* Data excerpts:

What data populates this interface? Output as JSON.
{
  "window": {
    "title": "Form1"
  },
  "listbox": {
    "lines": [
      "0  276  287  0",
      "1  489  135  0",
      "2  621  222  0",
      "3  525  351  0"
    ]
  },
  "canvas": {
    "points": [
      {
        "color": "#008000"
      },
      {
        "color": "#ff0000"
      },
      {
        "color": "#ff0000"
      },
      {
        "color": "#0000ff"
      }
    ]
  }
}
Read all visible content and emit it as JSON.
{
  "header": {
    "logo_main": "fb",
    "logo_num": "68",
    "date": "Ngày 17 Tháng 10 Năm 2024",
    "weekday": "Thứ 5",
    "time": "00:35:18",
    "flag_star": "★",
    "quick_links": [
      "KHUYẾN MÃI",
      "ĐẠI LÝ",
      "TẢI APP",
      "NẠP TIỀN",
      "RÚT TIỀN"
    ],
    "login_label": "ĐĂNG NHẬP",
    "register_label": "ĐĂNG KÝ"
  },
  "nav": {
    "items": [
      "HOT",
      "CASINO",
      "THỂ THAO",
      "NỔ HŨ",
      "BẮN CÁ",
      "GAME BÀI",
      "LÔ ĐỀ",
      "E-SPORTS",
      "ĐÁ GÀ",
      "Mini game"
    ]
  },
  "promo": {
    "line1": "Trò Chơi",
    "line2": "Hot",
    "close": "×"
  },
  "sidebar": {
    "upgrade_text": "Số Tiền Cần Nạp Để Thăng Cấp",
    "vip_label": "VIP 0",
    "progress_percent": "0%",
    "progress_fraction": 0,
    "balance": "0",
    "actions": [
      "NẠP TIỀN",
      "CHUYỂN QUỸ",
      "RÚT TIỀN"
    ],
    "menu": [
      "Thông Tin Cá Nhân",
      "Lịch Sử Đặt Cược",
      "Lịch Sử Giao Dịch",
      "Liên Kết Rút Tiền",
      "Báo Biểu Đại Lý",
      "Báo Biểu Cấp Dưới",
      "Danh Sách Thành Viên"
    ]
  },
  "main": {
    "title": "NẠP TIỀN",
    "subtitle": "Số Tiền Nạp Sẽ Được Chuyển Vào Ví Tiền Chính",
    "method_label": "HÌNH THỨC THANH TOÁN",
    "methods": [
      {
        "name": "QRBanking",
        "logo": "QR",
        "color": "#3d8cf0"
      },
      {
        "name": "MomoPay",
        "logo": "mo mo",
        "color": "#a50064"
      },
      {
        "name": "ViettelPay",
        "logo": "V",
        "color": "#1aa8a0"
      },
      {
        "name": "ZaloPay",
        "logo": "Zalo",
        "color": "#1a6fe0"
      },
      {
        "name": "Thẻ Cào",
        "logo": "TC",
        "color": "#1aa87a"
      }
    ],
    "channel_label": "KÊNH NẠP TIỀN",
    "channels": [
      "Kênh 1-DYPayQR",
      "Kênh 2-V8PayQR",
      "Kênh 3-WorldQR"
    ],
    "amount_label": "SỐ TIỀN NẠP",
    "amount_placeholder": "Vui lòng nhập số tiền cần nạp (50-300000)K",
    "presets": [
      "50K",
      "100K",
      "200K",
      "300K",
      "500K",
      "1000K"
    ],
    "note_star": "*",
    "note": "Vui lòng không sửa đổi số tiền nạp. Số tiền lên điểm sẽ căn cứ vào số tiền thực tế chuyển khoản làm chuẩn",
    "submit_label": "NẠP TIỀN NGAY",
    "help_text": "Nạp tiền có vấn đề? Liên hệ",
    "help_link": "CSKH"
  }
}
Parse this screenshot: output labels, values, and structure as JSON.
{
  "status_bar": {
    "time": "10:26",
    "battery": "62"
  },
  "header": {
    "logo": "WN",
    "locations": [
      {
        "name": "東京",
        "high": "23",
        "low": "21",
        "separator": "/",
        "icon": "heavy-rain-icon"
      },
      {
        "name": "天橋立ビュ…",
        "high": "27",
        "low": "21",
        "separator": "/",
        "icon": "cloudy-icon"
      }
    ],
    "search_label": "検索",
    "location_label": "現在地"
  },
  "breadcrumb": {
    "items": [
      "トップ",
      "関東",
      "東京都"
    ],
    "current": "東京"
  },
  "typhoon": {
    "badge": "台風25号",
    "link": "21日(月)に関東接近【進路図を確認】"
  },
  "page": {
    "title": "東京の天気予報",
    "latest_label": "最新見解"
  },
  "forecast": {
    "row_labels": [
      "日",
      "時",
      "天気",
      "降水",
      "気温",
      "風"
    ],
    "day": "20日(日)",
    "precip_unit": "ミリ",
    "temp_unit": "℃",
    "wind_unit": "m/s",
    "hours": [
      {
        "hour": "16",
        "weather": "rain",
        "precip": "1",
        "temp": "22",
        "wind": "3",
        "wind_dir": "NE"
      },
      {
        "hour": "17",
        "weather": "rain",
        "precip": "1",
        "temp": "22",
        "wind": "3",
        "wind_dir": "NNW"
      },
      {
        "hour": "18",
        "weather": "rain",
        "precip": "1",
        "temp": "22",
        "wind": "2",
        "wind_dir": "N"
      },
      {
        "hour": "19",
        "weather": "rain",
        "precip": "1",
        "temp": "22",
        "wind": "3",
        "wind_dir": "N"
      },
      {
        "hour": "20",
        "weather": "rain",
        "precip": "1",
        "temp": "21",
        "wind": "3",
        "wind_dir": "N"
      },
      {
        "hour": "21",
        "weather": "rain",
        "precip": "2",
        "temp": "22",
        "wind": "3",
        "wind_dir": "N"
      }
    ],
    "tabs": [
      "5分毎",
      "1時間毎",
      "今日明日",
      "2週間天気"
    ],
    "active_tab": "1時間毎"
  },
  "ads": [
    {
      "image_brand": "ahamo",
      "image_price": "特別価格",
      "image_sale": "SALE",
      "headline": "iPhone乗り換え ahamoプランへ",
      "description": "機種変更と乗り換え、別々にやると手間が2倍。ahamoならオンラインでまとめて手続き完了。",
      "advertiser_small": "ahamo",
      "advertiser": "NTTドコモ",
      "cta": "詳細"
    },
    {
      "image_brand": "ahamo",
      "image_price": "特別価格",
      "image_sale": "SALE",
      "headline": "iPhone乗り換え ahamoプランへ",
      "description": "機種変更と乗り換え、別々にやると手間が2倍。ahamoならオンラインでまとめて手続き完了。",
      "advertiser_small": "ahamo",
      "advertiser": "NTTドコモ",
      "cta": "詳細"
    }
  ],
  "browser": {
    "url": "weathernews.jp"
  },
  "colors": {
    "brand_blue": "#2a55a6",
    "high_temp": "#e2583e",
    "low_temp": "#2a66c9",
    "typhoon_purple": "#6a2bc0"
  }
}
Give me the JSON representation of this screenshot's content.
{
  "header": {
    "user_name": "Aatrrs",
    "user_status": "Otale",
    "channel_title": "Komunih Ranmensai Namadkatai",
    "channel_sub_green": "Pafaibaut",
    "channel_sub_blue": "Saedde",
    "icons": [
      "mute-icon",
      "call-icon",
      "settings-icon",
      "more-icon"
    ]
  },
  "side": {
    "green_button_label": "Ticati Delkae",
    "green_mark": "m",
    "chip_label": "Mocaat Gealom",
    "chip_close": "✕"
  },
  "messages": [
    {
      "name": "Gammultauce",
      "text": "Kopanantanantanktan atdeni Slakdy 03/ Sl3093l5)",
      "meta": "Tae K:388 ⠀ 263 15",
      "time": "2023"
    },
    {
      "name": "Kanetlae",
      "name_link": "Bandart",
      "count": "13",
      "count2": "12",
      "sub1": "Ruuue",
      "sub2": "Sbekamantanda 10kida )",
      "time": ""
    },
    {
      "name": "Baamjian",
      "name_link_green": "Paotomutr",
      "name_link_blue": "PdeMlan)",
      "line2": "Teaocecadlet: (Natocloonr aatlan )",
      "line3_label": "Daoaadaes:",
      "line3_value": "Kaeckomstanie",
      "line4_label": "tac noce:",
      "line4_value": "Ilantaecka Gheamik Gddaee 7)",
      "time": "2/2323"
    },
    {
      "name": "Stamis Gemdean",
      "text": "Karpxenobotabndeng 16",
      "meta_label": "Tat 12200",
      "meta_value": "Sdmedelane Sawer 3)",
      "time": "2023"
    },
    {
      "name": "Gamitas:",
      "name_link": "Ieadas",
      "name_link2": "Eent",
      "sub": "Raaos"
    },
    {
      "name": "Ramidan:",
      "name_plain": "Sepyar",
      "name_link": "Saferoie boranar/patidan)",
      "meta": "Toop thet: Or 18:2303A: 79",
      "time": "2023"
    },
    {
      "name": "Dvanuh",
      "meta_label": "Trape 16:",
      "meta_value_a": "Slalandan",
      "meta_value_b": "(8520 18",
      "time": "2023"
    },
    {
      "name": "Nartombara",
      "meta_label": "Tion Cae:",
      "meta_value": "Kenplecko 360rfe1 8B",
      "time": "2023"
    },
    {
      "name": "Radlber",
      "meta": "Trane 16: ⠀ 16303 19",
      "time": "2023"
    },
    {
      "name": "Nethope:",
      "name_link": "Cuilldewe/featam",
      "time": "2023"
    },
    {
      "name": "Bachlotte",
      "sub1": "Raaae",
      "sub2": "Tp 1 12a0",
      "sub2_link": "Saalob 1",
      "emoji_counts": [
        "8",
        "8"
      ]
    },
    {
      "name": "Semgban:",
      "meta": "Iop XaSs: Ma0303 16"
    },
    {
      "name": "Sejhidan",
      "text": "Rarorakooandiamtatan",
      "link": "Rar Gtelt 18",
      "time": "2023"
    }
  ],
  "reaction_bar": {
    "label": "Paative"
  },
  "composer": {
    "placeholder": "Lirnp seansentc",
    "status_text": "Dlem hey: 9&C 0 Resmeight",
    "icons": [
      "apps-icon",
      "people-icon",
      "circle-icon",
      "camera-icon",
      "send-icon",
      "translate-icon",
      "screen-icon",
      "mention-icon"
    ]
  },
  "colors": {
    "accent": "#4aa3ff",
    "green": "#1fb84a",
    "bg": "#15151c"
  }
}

* WHAT IS EXPECTED: Find all lines where the word "this" appears. Copy them.

* WORKED SOLUTION:
What data populates this interface? Output as JSON.
Parse this screenshot: output labels, values, and structure as JSON.
Give me the JSON representation of this screenshot's content.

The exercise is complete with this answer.